Given request
Your task is to reproduce the material exactly.
Start
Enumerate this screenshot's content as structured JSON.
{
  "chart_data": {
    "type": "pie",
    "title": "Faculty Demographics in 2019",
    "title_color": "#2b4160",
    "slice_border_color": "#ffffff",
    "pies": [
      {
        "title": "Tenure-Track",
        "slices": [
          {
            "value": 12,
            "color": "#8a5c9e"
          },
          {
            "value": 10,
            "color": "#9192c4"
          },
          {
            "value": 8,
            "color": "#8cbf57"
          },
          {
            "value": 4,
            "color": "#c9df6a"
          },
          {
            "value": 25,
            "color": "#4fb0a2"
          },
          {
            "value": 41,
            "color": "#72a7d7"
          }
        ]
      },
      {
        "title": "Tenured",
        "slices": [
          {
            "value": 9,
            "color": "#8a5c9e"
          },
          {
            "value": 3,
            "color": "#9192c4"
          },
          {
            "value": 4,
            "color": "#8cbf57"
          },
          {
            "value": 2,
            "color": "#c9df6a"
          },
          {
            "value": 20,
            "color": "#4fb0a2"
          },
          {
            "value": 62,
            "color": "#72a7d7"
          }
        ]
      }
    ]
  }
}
End
Result of the exercise
Enumerate this screenshot's content as structured JSON.
{
  "chart_data": {
    "type": "pie",
    "title": "Faculty Demographics in 2019",
    "title_color": "#2b4160",
    "slice_border_color": "#ffffff",
    "pies": [
      {
        "title": "Tenure-Track",
        "slices": [
          {
            "value": 12,
            "color": "#8a5c9e"
          },
          {
            "value": 10,
            "color": "#9192c4"
          },
          {
            "value": 8,
            "color": "#8cbf57"
          },
          {
            "value": 4,
            "color": "#c9df6a"
          },
          {
            "value": 25,
            "color": "#4fb0a2"
          },
          {
            "value": 41,
            "color": "#72a7d7"
          }
        ]
      },
      {
        "title": "Tenured",
        "slices": [
          {
            "value": 9,
            "color": "#8a5c9e"
          },
          {
            "value": 3,
            "color": "#9192c4"
          },
          {
            "value": 4,
            "color": "#8cbf57"
          },
          {
            "value": 2,
            "color": "#c9df6a"
          },
          {
            "value": 20,
            "color": "#4fb0a2"
          },
          {
            "value": 62,
            "color": "#72a7d7"
          }
        ]
      }
    ]
  }
}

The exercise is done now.